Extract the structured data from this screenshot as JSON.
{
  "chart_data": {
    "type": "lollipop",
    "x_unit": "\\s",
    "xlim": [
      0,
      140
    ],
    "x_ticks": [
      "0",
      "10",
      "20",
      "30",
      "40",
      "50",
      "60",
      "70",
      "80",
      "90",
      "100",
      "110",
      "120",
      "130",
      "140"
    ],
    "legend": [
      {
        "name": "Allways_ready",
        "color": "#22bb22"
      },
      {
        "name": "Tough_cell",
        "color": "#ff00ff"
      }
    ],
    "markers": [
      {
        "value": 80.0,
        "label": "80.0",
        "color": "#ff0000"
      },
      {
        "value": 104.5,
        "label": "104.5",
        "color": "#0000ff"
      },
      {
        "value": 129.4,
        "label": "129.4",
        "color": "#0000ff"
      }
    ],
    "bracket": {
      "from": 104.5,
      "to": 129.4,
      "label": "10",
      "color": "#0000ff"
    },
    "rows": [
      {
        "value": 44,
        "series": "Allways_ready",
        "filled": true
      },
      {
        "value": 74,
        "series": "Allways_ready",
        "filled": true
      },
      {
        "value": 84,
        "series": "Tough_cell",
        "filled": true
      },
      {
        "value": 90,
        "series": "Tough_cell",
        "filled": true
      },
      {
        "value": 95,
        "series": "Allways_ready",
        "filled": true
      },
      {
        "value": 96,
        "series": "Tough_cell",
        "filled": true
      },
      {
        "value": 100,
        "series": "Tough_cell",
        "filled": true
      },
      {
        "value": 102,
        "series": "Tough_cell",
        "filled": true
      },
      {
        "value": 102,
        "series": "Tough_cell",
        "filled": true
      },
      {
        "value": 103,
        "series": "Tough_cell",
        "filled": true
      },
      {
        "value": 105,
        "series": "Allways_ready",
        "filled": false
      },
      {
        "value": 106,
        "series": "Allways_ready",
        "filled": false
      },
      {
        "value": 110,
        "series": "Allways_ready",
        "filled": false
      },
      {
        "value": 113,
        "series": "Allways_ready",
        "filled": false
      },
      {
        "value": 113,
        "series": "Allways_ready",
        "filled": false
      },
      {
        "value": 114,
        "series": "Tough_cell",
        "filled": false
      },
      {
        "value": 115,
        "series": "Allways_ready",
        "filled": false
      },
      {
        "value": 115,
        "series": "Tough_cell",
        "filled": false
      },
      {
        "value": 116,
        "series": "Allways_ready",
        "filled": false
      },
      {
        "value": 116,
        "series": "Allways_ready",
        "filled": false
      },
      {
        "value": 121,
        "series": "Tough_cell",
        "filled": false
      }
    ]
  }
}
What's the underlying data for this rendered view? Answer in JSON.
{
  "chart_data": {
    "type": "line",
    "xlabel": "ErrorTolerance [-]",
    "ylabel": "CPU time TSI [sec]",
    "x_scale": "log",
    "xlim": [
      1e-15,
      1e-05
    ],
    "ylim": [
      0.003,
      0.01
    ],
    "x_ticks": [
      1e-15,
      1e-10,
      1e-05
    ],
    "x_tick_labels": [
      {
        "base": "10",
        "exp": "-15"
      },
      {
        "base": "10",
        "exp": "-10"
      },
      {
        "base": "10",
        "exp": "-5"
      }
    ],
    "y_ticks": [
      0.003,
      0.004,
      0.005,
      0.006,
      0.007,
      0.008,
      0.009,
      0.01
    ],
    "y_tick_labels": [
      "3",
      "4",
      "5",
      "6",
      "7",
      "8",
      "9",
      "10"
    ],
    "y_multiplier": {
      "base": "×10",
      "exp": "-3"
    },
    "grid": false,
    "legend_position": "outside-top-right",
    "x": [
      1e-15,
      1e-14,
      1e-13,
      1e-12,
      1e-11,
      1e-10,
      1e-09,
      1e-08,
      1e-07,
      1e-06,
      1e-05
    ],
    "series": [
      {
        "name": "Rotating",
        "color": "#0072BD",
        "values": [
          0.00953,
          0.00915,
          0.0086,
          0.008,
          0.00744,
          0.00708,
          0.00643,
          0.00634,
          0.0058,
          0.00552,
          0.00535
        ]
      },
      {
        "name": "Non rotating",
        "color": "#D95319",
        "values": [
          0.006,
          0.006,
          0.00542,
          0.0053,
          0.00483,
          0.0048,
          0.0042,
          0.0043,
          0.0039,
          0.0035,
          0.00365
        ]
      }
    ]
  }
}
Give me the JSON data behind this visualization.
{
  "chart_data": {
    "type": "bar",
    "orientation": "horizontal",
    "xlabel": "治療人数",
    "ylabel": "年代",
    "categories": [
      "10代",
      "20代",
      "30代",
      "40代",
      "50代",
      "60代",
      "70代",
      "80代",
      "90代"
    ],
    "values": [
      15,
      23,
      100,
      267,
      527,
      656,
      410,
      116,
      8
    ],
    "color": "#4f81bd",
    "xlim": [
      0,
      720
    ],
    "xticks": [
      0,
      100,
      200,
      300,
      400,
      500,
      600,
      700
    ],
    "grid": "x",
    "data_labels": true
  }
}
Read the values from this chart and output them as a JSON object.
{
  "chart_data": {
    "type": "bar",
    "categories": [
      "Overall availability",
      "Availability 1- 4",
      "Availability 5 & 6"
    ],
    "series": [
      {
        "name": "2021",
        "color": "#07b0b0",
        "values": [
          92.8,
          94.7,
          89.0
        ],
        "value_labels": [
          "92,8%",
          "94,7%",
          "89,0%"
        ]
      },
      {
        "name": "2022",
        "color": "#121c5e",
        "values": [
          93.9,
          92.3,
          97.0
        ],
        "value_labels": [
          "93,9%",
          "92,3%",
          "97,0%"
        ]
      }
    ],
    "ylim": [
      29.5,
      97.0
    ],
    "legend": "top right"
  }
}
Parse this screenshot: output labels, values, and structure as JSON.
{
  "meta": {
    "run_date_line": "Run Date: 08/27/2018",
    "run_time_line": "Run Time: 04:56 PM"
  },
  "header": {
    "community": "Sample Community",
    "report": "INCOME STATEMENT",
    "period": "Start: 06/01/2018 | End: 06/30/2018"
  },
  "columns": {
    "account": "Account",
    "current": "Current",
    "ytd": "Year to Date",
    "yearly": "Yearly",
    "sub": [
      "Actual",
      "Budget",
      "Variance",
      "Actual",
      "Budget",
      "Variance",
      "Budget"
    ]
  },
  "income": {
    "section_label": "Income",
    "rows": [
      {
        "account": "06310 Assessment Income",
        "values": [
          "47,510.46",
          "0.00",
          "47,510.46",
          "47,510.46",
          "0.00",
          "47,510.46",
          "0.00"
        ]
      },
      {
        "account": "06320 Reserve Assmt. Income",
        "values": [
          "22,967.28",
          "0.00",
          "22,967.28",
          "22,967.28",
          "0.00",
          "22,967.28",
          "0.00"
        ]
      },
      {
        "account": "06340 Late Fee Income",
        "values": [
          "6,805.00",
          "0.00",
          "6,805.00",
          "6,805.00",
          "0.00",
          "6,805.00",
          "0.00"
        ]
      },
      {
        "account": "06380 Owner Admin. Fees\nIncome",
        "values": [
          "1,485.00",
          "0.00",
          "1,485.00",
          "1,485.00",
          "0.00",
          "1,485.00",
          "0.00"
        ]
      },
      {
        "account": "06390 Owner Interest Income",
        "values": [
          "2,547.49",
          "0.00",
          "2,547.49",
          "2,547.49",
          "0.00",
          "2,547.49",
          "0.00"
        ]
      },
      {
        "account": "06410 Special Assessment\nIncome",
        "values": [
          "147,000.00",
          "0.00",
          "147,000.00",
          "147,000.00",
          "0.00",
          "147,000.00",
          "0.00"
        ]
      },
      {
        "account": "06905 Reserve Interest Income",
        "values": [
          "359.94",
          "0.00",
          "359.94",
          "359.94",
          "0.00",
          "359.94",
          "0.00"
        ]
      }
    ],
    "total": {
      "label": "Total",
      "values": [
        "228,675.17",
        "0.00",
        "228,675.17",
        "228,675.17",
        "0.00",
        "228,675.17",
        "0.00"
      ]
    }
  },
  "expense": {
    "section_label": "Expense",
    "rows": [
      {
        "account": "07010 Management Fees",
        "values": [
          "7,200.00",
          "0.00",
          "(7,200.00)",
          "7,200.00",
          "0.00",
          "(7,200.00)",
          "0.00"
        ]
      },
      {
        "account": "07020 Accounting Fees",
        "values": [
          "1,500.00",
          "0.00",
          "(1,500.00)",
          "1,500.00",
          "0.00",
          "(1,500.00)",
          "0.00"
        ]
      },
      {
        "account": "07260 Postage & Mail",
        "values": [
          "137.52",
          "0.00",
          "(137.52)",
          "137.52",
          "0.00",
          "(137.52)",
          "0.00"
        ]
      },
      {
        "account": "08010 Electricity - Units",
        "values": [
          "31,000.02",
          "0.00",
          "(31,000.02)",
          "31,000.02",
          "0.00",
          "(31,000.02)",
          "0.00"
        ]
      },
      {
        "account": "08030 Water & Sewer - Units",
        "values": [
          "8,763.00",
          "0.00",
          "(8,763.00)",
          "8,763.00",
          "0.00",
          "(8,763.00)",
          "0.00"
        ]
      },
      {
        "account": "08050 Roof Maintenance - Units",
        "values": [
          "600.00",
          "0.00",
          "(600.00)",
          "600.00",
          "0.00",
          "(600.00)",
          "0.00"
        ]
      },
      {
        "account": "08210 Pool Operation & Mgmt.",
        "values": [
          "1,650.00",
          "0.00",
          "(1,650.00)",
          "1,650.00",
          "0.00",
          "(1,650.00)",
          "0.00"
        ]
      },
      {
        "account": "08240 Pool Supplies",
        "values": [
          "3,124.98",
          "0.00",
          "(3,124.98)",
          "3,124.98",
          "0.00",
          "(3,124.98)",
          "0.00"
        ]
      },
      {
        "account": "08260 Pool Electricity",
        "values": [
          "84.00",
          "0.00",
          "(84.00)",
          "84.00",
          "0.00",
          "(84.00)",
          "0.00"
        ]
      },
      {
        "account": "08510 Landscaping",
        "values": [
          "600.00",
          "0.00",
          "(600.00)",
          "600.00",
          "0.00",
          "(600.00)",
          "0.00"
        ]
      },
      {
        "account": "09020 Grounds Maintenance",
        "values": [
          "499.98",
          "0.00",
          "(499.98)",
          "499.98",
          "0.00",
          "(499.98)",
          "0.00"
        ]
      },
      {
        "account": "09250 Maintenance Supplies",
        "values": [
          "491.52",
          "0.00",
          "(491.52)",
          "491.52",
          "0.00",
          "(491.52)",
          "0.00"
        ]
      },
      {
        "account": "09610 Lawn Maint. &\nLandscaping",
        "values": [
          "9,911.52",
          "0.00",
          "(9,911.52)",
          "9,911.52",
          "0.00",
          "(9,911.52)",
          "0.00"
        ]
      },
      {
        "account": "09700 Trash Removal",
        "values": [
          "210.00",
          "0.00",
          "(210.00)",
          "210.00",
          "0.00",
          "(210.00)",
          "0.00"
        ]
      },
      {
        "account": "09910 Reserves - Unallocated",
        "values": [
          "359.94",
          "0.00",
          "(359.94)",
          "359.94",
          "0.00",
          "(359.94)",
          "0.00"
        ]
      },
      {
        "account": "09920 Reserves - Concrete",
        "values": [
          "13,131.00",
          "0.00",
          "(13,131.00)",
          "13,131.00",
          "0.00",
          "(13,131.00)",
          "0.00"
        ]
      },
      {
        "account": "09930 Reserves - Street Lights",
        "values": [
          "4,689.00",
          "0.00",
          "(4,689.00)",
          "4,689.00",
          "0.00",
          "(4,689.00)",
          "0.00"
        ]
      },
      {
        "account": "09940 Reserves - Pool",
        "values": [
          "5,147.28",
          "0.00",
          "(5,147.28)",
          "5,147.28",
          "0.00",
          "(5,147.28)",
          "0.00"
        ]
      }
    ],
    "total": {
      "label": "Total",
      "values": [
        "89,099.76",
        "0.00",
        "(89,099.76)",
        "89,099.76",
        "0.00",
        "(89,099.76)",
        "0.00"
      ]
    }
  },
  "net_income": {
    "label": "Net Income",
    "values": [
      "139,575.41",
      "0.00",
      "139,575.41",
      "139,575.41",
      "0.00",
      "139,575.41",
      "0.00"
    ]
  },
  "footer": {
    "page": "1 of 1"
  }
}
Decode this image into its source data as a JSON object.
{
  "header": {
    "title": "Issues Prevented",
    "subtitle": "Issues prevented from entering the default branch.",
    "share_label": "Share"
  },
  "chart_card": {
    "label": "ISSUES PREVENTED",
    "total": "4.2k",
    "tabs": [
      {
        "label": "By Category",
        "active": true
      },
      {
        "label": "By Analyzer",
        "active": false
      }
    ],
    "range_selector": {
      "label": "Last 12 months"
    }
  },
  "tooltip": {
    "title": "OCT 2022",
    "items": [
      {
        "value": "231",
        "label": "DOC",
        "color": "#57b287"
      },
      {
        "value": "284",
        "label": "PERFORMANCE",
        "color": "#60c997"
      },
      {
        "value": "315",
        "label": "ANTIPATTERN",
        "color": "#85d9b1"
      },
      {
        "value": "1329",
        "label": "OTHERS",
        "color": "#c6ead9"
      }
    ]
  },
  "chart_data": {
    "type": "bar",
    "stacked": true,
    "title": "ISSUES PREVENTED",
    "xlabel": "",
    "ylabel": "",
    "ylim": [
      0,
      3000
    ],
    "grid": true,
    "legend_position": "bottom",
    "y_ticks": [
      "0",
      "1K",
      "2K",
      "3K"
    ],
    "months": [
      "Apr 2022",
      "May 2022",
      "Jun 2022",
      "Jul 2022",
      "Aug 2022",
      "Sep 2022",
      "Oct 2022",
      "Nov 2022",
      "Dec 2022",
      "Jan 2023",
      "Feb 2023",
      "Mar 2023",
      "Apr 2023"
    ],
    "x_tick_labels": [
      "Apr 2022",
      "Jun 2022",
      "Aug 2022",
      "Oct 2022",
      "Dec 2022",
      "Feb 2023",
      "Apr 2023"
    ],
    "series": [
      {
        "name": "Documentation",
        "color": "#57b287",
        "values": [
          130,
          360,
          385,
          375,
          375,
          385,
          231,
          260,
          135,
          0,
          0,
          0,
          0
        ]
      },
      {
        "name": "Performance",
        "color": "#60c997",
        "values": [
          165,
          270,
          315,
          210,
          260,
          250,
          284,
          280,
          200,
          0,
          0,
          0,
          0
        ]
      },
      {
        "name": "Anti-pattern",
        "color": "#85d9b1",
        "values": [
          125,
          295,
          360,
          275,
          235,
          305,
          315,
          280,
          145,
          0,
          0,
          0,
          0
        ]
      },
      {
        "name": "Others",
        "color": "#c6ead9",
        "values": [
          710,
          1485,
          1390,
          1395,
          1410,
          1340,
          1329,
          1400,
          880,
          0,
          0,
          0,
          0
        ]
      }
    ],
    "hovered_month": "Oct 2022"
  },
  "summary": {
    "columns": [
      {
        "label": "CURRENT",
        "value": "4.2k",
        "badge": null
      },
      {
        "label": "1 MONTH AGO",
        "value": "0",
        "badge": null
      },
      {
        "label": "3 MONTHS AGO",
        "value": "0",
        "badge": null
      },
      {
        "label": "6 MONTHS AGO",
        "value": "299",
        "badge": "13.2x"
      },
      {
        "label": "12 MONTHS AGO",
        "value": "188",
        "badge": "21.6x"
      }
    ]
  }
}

▸ **WHAT YOU WILL DO**: Only a number is needed: how many lines of the material above contain "Pool"?

▸ **FINAL RESULT**: 4